### EXTRACTED INFORMATION
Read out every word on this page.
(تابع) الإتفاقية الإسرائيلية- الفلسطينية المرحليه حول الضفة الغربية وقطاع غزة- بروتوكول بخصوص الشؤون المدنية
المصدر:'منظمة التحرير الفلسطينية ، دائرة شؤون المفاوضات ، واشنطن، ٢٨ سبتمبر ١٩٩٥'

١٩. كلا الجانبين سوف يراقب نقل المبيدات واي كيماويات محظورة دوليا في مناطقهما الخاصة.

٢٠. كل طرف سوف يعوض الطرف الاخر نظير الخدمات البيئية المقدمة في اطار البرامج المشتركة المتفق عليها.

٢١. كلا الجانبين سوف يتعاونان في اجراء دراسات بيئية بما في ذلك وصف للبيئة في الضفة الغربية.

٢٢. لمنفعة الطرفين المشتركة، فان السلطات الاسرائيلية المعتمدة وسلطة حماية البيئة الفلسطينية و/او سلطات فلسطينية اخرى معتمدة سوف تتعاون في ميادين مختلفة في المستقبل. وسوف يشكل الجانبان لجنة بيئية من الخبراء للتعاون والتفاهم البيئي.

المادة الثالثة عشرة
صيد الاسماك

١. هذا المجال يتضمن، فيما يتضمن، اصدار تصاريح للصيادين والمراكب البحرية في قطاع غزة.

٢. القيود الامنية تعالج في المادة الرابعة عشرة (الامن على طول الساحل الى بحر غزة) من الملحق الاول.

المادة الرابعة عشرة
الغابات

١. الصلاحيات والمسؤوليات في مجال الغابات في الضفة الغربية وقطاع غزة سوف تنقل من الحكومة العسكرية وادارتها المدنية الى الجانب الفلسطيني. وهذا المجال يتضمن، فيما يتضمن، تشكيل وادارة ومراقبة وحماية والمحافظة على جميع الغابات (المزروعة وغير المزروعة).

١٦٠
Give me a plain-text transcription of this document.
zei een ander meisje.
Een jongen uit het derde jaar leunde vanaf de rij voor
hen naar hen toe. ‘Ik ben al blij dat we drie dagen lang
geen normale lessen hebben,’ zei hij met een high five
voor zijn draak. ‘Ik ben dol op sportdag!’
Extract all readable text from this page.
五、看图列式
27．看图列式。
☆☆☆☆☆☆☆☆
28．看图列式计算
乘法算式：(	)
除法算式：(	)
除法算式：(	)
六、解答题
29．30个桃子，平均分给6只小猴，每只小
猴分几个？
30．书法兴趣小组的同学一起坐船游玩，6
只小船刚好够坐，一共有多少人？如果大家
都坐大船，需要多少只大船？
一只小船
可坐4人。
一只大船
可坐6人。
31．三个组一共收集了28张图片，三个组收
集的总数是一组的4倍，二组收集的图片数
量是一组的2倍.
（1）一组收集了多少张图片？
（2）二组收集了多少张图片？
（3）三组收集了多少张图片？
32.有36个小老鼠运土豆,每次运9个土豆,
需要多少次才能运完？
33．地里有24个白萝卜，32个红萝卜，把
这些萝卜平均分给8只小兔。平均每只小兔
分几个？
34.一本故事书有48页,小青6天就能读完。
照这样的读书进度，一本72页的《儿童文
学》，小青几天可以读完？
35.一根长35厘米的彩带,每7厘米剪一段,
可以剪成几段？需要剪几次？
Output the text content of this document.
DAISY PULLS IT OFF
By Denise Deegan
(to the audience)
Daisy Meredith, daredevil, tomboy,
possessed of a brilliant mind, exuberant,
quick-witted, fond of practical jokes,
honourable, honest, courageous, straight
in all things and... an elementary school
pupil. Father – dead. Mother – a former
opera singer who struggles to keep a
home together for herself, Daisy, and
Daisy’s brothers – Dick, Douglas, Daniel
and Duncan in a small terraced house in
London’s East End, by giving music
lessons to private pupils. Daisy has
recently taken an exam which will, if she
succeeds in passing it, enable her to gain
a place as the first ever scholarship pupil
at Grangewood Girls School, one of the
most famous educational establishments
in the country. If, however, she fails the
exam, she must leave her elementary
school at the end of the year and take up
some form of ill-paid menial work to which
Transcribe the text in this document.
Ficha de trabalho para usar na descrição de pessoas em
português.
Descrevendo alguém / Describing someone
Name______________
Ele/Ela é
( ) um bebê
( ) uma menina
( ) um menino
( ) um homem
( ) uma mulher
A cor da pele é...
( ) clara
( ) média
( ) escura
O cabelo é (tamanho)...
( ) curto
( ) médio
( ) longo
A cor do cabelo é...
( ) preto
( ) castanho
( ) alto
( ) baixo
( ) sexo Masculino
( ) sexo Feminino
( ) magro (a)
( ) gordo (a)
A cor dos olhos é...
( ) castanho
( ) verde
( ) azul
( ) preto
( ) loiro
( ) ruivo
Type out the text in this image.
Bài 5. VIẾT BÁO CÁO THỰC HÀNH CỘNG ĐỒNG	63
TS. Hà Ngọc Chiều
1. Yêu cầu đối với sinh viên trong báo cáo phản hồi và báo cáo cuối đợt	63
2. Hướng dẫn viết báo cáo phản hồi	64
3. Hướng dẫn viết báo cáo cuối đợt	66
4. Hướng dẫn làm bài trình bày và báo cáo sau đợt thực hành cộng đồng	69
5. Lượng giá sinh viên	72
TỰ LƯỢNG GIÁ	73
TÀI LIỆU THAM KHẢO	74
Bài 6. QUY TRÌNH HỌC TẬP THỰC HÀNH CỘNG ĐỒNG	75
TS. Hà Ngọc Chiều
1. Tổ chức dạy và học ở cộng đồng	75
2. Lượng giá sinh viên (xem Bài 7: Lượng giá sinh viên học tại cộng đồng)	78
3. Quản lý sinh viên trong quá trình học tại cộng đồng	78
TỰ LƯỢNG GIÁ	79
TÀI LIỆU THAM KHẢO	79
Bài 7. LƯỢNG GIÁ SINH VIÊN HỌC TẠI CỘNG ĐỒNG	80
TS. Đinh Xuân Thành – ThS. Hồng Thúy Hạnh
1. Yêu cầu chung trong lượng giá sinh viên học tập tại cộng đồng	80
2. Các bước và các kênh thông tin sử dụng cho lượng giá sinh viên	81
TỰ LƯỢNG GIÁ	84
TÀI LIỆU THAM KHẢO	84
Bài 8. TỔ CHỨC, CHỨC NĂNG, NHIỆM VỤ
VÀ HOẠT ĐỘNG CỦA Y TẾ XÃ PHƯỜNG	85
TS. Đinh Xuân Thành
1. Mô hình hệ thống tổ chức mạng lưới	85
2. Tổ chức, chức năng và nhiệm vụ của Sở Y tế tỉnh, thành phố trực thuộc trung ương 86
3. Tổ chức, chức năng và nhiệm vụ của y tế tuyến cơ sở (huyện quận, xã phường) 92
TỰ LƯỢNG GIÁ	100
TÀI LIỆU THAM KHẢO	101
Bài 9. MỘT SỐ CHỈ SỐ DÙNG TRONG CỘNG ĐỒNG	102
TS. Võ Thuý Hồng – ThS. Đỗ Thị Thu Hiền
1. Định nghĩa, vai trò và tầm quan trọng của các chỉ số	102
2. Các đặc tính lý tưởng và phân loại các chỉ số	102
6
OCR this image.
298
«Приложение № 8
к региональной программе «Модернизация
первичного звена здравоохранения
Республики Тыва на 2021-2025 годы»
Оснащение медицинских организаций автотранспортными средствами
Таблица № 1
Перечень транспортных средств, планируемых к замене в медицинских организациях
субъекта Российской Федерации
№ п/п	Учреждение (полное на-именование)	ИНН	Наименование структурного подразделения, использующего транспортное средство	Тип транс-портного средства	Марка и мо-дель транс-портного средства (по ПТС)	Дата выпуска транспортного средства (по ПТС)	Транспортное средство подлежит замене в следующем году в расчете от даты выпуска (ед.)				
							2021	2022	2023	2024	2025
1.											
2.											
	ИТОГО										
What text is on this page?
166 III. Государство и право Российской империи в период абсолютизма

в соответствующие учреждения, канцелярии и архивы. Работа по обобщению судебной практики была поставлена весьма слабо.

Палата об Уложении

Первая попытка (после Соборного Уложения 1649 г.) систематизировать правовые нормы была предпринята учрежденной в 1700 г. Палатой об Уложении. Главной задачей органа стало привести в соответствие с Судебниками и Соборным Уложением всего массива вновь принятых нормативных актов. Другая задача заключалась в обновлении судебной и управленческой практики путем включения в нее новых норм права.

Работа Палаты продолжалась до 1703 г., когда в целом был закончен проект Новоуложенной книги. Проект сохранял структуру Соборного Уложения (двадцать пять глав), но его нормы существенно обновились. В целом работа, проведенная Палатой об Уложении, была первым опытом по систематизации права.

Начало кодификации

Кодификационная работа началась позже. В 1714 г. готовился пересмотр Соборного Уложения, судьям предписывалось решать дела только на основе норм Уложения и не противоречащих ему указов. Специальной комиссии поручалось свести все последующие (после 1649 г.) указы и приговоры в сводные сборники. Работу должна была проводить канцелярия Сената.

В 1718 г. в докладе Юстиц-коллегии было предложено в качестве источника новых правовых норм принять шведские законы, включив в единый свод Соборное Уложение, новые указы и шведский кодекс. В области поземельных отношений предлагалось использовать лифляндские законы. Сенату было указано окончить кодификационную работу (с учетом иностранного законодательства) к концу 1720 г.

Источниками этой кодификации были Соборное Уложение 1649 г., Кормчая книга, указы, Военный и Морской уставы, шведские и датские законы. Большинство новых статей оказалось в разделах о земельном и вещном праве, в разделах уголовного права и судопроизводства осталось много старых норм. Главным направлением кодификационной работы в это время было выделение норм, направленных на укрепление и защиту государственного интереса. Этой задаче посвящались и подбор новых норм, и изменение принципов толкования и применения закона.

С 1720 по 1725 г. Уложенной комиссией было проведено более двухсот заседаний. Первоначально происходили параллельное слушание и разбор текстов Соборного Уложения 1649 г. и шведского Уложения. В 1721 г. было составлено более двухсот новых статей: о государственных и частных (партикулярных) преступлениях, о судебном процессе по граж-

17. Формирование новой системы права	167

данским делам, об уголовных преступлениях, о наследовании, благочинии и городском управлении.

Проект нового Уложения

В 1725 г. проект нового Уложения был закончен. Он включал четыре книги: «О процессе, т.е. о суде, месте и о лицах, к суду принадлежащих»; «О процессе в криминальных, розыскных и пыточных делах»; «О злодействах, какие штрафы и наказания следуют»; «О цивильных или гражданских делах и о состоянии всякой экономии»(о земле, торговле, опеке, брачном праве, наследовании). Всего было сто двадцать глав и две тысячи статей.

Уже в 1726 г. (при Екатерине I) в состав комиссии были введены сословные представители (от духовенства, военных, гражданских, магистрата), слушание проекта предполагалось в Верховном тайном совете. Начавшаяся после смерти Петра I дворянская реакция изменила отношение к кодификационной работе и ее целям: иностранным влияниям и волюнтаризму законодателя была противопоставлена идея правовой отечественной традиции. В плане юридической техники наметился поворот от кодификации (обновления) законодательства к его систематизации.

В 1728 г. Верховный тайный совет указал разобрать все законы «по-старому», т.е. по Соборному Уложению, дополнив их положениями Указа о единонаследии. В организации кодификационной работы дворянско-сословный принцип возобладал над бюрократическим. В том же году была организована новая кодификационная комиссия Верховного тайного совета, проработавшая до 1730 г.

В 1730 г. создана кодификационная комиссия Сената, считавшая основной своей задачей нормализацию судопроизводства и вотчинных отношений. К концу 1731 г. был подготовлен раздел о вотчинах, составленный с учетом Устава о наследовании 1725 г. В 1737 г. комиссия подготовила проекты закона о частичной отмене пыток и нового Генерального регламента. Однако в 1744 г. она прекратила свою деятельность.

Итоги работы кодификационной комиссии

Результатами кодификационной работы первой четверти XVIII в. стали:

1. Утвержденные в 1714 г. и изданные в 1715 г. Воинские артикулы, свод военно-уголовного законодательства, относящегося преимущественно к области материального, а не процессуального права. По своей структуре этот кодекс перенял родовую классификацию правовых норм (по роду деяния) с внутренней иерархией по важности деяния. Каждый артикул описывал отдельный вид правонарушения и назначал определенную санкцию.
######
Search the entries for the word "الغابات" and gather every line where it appears.

→ RESULT:
الغابات
١. الصلاحيات والمسؤوليات في مجال الغابات في الضفة الغربية وقطاع غزة سوف تنقل من الحكومة العسكرية وادارتها المدنية الى الجانب الفلسطيني. وهذا المجال يتضمن، فيما يتضمن، تشكيل وادارة ومراقبة وحماية والمحافظة على جميع الغابات (المزروعة وغير المزروعة).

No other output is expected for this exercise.